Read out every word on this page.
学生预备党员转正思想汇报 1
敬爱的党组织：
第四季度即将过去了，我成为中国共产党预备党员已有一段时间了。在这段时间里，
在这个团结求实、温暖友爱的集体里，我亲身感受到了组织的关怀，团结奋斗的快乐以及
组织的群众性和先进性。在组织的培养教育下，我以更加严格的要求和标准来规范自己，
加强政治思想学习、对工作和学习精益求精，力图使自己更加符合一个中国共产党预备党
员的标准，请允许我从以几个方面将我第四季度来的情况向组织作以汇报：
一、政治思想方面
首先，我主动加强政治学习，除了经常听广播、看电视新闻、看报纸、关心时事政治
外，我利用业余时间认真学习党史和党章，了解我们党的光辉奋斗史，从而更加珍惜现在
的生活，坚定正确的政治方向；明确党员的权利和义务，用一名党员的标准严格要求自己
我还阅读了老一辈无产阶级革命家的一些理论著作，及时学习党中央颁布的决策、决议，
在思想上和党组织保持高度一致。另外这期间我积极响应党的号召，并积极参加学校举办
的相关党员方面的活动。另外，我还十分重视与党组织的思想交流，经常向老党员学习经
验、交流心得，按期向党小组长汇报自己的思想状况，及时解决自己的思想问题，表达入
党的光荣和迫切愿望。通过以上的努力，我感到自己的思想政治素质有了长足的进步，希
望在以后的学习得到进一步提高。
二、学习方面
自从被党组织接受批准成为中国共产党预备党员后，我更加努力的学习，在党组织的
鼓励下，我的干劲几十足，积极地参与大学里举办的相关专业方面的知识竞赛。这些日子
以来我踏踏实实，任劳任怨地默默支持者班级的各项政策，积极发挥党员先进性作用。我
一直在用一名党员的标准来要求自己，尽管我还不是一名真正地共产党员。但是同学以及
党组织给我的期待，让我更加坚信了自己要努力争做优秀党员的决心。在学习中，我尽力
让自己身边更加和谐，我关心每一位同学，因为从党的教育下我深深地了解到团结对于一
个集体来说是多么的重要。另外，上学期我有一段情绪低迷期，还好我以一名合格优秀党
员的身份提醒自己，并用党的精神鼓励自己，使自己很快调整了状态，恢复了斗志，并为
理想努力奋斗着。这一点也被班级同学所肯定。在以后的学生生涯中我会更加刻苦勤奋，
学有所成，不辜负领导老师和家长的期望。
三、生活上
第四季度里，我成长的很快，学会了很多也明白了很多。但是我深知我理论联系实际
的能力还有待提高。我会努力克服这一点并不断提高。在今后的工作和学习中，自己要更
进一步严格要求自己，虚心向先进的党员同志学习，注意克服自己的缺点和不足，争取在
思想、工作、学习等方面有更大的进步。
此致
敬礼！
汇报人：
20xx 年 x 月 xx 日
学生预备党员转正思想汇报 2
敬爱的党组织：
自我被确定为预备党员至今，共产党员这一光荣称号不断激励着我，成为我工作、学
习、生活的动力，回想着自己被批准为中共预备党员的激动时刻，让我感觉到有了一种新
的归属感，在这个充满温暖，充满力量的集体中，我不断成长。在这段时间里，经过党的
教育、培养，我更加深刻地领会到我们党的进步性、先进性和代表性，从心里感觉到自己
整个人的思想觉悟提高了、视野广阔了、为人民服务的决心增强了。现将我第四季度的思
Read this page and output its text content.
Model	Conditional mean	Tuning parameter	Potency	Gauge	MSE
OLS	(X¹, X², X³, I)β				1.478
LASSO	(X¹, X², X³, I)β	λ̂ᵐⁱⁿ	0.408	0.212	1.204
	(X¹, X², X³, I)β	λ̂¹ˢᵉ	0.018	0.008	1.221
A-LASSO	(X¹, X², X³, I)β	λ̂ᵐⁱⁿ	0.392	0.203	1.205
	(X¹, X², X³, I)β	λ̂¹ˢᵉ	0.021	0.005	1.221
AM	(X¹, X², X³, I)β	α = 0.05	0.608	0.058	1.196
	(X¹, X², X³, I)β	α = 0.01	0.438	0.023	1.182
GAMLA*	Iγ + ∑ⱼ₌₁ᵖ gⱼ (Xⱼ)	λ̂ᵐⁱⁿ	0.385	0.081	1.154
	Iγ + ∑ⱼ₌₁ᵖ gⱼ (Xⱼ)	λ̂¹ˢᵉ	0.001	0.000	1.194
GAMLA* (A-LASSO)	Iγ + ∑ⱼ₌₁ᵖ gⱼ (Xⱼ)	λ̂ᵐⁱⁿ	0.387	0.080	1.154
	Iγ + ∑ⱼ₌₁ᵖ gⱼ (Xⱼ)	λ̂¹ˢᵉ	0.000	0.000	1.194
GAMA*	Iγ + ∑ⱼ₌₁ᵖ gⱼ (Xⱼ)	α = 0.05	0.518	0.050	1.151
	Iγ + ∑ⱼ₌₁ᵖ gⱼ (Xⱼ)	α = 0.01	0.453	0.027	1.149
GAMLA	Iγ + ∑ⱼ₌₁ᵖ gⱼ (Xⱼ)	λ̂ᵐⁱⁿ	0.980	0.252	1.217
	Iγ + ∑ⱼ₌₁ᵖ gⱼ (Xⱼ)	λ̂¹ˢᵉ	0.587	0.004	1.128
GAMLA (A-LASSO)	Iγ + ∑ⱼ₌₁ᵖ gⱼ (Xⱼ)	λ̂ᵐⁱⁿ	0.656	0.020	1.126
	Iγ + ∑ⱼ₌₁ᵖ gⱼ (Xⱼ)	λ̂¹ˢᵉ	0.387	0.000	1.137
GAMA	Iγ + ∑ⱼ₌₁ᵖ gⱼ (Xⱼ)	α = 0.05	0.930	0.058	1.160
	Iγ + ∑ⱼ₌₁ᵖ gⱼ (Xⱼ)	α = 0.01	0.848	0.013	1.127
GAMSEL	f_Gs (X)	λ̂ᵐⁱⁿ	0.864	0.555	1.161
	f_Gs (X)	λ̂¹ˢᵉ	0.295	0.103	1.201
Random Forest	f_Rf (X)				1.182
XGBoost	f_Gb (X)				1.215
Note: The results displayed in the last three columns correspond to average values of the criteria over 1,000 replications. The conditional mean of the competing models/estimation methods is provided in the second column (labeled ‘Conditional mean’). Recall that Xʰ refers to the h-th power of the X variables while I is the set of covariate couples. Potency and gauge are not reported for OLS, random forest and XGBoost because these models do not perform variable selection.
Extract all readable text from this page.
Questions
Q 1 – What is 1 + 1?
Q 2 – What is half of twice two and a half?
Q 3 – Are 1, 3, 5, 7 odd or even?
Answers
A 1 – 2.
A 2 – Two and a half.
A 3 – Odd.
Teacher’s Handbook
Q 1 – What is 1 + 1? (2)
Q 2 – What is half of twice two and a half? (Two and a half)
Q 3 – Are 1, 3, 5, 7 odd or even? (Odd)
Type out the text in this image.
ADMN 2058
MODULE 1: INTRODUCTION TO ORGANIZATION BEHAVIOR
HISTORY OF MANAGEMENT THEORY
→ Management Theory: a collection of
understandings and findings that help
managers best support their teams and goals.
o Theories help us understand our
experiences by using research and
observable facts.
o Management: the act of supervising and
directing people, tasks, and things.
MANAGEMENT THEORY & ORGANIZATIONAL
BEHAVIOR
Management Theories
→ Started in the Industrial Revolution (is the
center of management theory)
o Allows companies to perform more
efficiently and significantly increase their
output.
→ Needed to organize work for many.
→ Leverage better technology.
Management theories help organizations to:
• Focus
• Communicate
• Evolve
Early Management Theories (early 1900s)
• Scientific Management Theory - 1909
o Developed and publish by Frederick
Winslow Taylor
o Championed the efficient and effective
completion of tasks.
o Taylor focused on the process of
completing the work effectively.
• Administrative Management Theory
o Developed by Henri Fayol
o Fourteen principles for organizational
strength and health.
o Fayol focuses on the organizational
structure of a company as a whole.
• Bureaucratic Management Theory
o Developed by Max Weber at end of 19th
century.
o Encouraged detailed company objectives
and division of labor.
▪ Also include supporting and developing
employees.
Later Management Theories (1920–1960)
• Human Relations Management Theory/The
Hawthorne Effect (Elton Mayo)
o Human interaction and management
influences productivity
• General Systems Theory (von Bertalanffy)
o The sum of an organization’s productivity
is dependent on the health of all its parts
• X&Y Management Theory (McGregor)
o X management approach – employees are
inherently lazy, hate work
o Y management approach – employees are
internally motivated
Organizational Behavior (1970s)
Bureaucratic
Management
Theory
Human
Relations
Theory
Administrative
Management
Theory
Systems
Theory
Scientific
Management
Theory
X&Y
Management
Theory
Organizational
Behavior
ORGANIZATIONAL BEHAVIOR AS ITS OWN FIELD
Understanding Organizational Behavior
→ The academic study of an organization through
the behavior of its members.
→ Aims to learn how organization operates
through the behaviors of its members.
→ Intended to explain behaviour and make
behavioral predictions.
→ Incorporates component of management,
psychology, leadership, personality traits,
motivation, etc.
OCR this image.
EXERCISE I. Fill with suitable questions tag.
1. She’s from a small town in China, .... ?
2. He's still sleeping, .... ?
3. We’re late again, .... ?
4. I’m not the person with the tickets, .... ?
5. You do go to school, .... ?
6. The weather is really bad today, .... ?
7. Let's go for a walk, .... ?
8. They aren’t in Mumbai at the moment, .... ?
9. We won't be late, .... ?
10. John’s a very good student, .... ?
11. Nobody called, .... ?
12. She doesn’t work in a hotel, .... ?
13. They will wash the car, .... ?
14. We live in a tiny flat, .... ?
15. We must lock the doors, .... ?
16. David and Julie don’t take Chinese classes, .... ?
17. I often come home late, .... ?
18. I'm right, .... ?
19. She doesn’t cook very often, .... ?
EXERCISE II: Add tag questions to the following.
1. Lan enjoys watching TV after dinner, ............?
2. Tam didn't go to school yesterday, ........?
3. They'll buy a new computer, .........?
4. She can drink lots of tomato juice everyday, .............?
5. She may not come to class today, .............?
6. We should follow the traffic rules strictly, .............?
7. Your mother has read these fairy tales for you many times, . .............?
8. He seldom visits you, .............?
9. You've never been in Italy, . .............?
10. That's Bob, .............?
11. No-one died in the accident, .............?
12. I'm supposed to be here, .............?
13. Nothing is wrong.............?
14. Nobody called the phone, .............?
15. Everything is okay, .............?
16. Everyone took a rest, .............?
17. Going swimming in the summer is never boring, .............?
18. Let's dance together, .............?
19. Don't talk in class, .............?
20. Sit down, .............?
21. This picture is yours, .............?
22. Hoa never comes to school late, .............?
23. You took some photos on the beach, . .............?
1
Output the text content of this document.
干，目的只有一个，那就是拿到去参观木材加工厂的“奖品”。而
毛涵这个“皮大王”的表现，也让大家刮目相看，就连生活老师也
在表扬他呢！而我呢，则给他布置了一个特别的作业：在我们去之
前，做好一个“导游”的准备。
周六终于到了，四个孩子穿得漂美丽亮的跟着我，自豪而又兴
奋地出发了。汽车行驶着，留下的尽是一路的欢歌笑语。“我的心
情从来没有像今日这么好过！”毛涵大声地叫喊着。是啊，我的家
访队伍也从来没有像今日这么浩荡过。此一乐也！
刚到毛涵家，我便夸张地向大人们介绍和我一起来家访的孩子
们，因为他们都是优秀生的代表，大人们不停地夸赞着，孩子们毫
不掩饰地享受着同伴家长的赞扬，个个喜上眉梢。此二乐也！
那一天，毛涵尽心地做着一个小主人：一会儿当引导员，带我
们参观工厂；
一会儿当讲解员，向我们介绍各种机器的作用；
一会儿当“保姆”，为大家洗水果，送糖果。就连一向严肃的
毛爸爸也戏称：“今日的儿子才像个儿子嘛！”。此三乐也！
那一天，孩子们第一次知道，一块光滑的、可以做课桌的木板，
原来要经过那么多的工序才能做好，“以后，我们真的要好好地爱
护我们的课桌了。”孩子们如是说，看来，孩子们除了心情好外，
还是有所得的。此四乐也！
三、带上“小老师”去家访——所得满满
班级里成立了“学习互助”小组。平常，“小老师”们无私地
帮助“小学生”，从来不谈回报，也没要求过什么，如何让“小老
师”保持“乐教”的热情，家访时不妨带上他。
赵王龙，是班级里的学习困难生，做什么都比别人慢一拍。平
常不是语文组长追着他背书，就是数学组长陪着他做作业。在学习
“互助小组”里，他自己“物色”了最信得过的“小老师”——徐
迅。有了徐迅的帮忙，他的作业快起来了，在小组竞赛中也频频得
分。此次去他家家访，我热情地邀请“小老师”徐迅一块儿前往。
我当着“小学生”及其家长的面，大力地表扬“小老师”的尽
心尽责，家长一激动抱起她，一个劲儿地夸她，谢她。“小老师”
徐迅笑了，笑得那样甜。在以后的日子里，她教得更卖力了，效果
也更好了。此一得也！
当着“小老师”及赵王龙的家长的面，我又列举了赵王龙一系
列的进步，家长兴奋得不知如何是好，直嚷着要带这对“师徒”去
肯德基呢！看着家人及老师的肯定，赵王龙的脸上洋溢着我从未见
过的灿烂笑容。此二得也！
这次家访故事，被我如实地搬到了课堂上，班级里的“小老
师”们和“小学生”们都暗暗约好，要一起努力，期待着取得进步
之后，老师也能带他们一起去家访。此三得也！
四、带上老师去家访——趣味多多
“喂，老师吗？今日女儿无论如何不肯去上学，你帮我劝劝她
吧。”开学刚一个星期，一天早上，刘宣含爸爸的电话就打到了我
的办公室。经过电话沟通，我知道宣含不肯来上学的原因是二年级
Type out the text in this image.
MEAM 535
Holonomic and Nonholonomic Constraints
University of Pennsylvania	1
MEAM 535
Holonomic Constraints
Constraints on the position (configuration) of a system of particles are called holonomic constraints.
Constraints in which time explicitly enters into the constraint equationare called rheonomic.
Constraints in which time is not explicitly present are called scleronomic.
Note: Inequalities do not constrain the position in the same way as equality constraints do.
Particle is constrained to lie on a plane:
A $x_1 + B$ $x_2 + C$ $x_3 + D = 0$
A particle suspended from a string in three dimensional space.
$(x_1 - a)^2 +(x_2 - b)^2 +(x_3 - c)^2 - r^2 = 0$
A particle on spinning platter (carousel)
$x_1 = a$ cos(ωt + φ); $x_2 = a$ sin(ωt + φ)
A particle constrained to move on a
.....
### Given exercise
Count every line bearing the word "with"; report the total only.

### Completed task
2